--- begin GIVEN RECORDS ---

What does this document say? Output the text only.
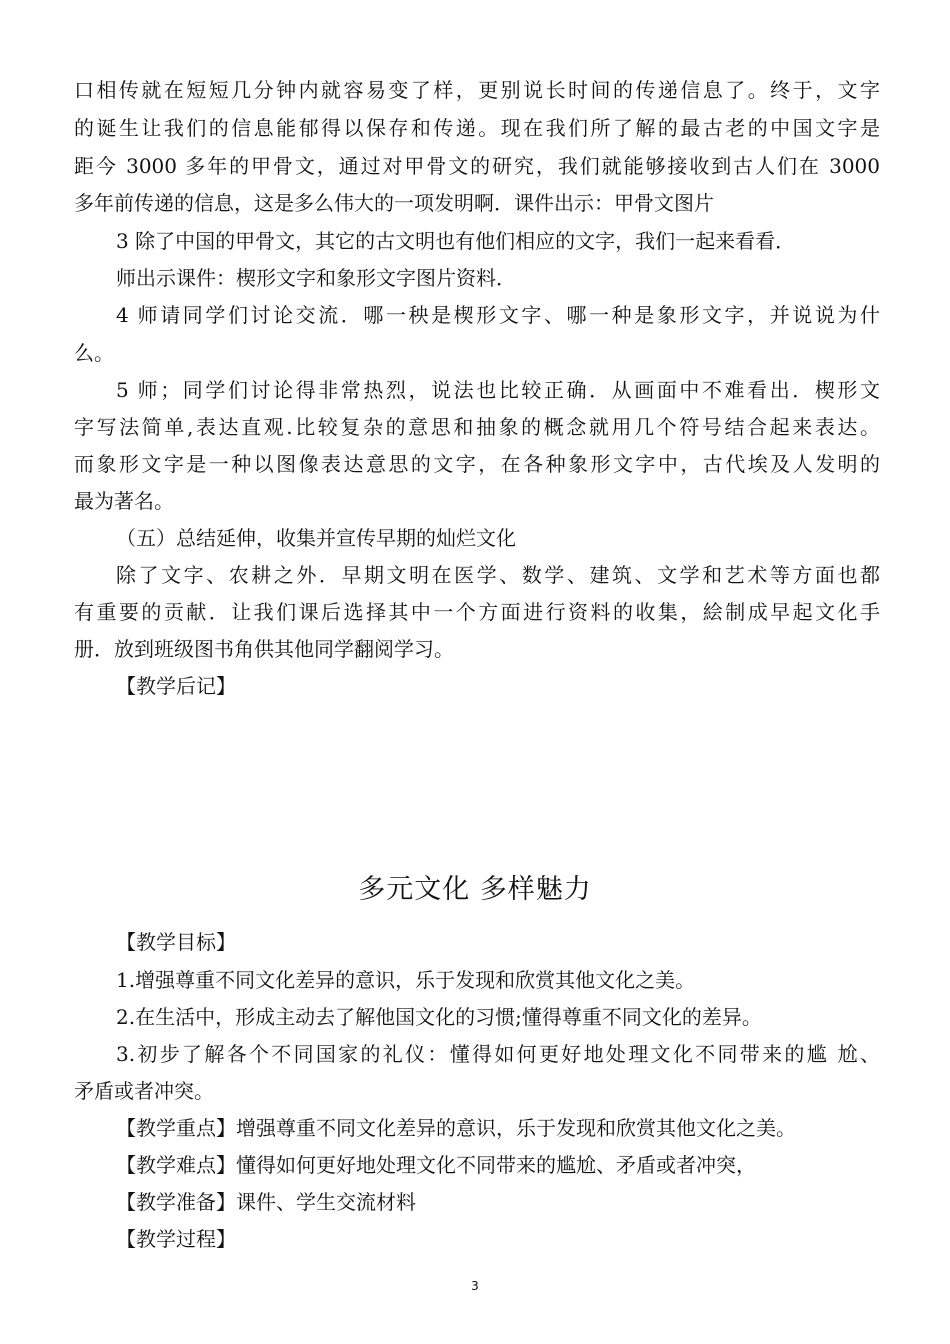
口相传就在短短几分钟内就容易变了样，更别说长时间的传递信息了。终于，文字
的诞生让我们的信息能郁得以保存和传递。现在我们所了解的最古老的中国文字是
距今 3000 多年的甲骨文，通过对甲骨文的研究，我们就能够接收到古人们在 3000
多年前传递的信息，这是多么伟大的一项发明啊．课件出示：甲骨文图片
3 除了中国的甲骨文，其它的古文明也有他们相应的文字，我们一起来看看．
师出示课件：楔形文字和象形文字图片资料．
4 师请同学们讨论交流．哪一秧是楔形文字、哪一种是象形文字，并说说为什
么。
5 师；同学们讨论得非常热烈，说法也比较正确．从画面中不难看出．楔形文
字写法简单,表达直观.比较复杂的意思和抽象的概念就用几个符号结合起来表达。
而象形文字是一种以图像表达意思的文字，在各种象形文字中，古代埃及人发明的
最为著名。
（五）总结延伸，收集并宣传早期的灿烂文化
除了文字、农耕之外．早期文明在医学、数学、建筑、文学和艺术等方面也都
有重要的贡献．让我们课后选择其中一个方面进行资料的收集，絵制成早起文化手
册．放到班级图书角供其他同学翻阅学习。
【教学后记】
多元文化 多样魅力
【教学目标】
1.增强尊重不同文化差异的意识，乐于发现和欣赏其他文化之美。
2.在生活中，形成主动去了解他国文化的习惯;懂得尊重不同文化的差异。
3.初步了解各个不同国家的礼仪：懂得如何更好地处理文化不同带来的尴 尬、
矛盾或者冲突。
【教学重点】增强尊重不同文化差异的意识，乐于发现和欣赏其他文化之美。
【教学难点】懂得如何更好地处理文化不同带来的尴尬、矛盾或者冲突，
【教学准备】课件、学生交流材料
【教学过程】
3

--- end GIVEN RECORDS ---

### DIRECTIONS:
Repeat the material above in full and exactly, apart from the pictures.

### RESULT OF THE EXERCISE:
What does this document say? Output the text only.
口相传就在短短几分钟内就容易变了样，更别说长时间的传递信息了。终于，文字
的诞生让我们的信息能郁得以保存和传递。现在我们所了解的最古老的中国文字是
距今 3000 多年的甲骨文，通过对甲骨文的研究，我们就能够接收到古人们在 3000
多年前传递的信息，这是多么伟大的一项发明啊．课件出示：甲骨文图片
3 除了中国的甲骨文，其它的古文明也有他们相应的文字，我们一起来看看．
师出示课件：楔形文字和象形文字图片资料．
4 师请同学们讨论交流．哪一秧是楔形文字、哪一种是象形文字，并说说为什
么。
5 师；同学们讨论得非常热烈，说法也比较正确．从画面中不难看出．楔形文
字写法简单,表达直观.比较复杂的意思和抽象的概念就用几个符号结合起来表达。
而象形文字是一种以图像表达意思的文字，在各种象形文字中，古代埃及人发明的
最为著名。
（五）总结延伸，收集并宣传早期的灿烂文化
除了文字、农耕之外．早期文明在医学、数学、建筑、文学和艺术等方面也都
有重要的贡献．让我们课后选择其中一个方面进行资料的收集，絵制成早起文化手
册．放到班级图书角供其他同学翻阅学习。
【教学后记】
多元文化 多样魅力
【教学目标】
1.增强尊重不同文化差异的意识，乐于发现和欣赏其他文化之美。
2.在生活中，形成主动去了解他国文化的习惯;懂得尊重不同文化的差异。
3.初步了解各个不同国家的礼仪：懂得如何更好地处理文化不同带来的尴 尬、
矛盾或者冲突。
【教学重点】增强尊重不同文化差异的意识，乐于发现和欣赏其他文化之美。
【教学难点】懂得如何更好地处理文化不同带来的尴尬、矛盾或者冲突，
【教学准备】课件、学生交流材料
【教学过程】
3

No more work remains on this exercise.